(Text)
=======
Gerein remains an inspiration after death

October 25, 2011

Disponible en anglais seulement
By Greg Harder, The Leader-Post October 21, 2011

Nearly two years after his passing, Clayton Gerein's list of accomplishments continues to grow.

The Pilot Butte product is among five new entries into the Canadian Paralympic Hall of Fame, which is holding its induction ceremony tonight in Ottawa. Since the year 2000, the Canadian Paralympic Hall of Fame has been recognizing those who made significant contributions to the growth and development of the Paralympic Movement.

Gerein certainly fits the bill. Regarded as one of the finest wheelchair athletes ever produced by Canada, he competed in seven Paralympic Games, winning 15 medals (seven gold) in athletics from 1984 to 2008.

A three-time Saskatchewan athlete of the year (1987, 1996 and 2001), Gerein was inducted into the Saskatchewan Sports Hall of Fame this past summer. He died of cancer on Jan. 22, 2010 at age 46.

"It's obviously a huge honour for him and for my family," said Gerein's daughter Zoe, 16, who's travelling to Ottawa today along with her sister Jasmine, 20, to accept the honour on her father's behalf. "I'm just really excited. I feel really, really lucky to be accepting it. I know how big of a deal it is. It's definitely deserved."

Gerein was 18 when he suffered a broken neck that left him paralyzed below the waist. Early in his career, Gerein was active in swimming and wheelchair rugby, winning a number of provincial and national championships before deciding to focus on athletics. He was also the co-ordinator for the Saskatchewan Wheelchair Sports Association and served on the board of the National Sports Centre in Saskatchewan.
=======
(Record set)
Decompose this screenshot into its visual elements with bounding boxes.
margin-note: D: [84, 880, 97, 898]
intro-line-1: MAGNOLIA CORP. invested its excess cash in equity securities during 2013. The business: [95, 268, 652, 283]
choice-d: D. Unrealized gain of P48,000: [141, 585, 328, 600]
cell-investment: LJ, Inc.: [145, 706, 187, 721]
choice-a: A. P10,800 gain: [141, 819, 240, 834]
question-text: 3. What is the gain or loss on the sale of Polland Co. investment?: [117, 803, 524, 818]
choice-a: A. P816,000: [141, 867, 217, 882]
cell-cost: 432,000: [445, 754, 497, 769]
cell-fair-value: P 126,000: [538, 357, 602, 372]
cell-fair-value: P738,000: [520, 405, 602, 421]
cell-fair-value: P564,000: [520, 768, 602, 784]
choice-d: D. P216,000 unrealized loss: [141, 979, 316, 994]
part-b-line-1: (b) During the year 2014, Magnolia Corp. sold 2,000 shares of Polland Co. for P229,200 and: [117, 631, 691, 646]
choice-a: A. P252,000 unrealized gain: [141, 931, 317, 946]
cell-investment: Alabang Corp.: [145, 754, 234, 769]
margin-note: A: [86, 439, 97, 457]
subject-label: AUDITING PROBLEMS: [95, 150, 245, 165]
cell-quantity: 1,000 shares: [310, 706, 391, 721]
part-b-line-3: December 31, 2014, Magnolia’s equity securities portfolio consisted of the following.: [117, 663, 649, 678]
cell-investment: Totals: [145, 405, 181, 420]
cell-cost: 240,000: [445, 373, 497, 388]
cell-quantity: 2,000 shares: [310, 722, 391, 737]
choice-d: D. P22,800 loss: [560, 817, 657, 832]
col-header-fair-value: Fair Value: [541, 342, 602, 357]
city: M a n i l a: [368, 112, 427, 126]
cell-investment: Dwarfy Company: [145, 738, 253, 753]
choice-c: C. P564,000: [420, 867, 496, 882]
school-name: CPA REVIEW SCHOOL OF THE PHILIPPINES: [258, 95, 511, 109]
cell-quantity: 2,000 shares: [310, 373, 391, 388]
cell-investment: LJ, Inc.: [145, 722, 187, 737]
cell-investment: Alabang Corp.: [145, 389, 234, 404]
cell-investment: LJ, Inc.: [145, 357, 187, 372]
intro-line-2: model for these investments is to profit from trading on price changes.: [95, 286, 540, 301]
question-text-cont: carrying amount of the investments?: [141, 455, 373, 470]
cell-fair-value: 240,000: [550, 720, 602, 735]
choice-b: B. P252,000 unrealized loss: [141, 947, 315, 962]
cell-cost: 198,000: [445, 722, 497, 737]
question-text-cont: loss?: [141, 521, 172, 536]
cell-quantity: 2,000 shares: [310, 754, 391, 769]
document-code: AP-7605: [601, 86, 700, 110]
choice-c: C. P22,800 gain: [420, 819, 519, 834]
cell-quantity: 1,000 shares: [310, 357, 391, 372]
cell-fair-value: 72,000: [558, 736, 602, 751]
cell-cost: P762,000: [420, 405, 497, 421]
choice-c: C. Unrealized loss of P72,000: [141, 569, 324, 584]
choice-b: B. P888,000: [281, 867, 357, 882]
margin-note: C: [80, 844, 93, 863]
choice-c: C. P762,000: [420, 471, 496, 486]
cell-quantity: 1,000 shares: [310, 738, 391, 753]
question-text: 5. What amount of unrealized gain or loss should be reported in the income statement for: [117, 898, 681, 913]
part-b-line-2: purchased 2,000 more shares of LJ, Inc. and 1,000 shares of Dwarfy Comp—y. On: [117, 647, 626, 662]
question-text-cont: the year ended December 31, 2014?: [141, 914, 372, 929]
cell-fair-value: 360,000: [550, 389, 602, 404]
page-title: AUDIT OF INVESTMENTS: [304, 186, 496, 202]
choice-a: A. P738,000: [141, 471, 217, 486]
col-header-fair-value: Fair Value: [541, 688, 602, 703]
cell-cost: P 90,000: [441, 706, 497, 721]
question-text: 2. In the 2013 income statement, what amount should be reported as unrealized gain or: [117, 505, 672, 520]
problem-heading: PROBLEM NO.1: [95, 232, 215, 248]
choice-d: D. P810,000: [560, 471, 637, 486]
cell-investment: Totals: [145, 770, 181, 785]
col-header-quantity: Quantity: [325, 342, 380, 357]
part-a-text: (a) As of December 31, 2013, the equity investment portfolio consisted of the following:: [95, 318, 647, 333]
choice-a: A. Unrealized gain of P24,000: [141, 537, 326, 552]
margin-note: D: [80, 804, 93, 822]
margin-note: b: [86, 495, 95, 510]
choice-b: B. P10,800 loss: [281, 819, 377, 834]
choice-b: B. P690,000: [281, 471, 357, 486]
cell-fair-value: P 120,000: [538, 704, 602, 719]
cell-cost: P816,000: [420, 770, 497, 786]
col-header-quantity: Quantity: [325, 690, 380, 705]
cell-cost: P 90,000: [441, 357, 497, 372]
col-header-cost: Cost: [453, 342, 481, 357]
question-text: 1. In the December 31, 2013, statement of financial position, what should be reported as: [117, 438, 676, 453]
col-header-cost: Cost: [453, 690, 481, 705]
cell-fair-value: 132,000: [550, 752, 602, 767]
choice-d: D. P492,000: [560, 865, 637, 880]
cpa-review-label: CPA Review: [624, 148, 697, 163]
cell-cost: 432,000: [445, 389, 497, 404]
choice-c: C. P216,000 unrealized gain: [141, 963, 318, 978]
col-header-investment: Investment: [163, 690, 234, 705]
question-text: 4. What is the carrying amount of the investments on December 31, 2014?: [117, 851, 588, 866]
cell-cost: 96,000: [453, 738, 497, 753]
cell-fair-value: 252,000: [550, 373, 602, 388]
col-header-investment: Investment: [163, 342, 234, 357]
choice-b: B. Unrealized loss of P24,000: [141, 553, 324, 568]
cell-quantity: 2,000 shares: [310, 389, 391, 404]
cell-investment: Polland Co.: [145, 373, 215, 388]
=======
(Tasks and exercises)
1: Condense the paragraph of the Clayton Gerein article beginning "Gerein was 18 when" into a short bulleted list that keeps its main facts.
2: Transcribe word for word the stretch of the Clayton Gerein article from "The Pilot Butte" through "1984 to 2008.".
The data are separate material, unrelated to the article on Clayton Gerein.

(Solutions in order)
1:
- Paralyzed below the waist by a broken neck at age 18
- Early on, competed in swimming and wheelchair rugby, winning several provincial and national championships, before turning to athletics
- Served as co-ordinator for the Saskatchewan Wheelchair Sports Association
- Sat on the board of the National Sports Centre in Saskatchewan

2:
The Pilot Butte product is among five new entries into the Canadian Paralympic Hall of Fame, which is holding its induction ceremony tonight in Ottawa. Since the year 2000, the Canadian Paralympic Hall of Fame has been recognizing those who made significant contributions to the growth and development of the Paralympic Movement.

Gerein certainly fits the bill. Regarded as one of the finest wheelchair athletes ever produced by Canada, he competed in seven Paralympic Games, winning 15 medals (seven gold) in athletics from 1984 to 2008.